■ Material provided
## Begin
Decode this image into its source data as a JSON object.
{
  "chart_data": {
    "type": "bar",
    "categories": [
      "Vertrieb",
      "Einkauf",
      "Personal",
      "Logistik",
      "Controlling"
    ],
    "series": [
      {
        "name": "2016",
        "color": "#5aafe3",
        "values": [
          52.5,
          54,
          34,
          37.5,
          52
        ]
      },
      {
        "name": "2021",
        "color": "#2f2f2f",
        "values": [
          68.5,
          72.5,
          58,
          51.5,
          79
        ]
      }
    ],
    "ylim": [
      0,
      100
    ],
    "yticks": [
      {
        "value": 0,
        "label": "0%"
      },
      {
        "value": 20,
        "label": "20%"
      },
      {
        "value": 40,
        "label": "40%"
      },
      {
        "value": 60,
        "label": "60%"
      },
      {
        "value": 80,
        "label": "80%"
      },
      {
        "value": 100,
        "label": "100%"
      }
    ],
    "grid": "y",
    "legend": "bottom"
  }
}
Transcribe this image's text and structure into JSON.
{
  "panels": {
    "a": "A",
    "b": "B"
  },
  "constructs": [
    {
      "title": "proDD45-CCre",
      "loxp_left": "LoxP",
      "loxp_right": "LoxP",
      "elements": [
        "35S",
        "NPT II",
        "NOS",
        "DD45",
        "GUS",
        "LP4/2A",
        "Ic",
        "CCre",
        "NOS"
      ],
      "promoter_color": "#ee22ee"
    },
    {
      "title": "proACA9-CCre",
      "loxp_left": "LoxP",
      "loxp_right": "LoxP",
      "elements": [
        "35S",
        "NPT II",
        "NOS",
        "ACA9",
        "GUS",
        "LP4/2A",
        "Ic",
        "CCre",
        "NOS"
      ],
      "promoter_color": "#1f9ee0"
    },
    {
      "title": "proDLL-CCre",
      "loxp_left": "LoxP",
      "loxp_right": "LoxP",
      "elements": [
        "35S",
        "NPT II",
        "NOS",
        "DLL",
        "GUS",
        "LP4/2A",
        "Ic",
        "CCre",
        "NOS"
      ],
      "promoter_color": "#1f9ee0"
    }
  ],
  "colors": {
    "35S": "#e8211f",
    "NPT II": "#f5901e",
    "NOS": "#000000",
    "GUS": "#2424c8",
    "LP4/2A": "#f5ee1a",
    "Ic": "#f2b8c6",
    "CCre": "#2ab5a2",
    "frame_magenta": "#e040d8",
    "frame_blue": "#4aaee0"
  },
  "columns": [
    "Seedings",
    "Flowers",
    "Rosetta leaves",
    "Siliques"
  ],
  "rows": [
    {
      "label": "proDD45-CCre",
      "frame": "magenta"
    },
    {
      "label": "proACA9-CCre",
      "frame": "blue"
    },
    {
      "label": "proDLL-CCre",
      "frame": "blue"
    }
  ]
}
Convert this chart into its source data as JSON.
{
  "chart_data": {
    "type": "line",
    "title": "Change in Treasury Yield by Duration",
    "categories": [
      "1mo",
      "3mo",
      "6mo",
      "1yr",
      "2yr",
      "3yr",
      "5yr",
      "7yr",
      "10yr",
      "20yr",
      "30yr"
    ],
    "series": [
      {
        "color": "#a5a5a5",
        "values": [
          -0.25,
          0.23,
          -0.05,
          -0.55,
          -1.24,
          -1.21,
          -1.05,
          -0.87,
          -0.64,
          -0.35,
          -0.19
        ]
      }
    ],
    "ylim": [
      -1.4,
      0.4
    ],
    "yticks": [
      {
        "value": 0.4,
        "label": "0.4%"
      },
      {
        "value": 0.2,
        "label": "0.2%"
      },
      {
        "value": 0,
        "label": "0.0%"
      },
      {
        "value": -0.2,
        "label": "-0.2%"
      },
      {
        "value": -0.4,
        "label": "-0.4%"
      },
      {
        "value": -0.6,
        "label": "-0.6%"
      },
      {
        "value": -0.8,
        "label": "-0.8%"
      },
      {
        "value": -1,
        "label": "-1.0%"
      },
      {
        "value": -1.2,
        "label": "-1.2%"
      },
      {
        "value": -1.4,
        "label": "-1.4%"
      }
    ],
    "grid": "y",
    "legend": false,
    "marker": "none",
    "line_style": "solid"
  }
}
## End
■ Instructions to follow
Using the listing above, show every line that includes the string "source".

■ Answer to this task
Decode this image into its source data as a JSON object.
Convert this chart into its source data as JSON.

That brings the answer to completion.